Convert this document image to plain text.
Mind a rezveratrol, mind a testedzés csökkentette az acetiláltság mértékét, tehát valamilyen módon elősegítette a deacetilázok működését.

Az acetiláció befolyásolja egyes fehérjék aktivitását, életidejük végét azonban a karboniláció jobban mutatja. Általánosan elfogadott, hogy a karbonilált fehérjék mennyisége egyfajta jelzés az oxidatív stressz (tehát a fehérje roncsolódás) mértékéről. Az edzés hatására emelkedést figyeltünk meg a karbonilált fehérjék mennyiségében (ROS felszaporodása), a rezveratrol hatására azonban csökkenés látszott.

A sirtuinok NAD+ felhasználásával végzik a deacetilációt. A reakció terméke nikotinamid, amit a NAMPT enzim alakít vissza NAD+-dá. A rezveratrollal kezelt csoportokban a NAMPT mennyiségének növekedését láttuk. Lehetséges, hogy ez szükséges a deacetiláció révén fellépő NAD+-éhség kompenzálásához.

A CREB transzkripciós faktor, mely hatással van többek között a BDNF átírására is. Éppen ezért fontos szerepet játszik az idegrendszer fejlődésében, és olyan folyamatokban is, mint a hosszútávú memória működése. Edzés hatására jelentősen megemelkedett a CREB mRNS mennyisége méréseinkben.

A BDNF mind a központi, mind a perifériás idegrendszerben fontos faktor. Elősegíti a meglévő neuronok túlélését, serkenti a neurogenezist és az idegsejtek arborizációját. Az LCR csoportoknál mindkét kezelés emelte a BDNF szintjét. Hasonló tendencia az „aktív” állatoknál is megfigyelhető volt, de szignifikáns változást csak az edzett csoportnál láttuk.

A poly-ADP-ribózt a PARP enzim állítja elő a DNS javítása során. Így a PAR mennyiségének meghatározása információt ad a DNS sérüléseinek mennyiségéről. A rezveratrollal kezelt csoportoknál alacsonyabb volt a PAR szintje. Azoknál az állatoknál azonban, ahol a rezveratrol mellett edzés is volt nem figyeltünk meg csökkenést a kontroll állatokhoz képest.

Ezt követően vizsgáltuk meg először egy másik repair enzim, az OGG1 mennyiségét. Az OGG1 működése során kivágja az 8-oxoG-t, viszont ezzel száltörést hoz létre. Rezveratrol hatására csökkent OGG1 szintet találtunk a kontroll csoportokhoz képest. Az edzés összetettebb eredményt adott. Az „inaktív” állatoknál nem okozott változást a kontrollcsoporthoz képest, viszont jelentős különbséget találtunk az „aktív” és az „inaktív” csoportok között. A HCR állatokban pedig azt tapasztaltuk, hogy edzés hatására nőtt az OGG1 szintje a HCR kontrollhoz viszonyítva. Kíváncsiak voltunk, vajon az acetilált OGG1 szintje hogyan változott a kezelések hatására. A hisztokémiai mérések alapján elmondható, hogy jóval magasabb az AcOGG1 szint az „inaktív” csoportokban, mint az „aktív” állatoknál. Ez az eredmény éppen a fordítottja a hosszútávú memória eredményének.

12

# # # #

* _TO DO_: Sift through the entries and copy every line with "rezveratrollal".

* _COMPLETED TASK_:
A sirtuinok NAD+ felhasználásával végzik a deacetilációt. A reakció terméke nikotinamid, amit a NAMPT enzim alakít vissza NAD+-dá. A rezveratrollal kezelt csoportokban a NAMPT mennyiségének növekedését láttuk. Lehetséges, hogy ez szükséges a deacetiláció révén fellépő NAD+-éhség kompenzálásához.
A poly-ADP-ribózt a PARP enzim állítja elő a DNS javítása során. Így a PAR mennyiségének meghatározása információt ad a DNS sérüléseinek mennyiségéről. A rezveratrollal kezelt csoportoknál alacsonyabb volt a PAR szintje. Azoknál az állatoknál azonban, ahol a rezveratrol mellett edzés is volt nem figyeltünk meg csökkenést a kontroll állatokhoz képest.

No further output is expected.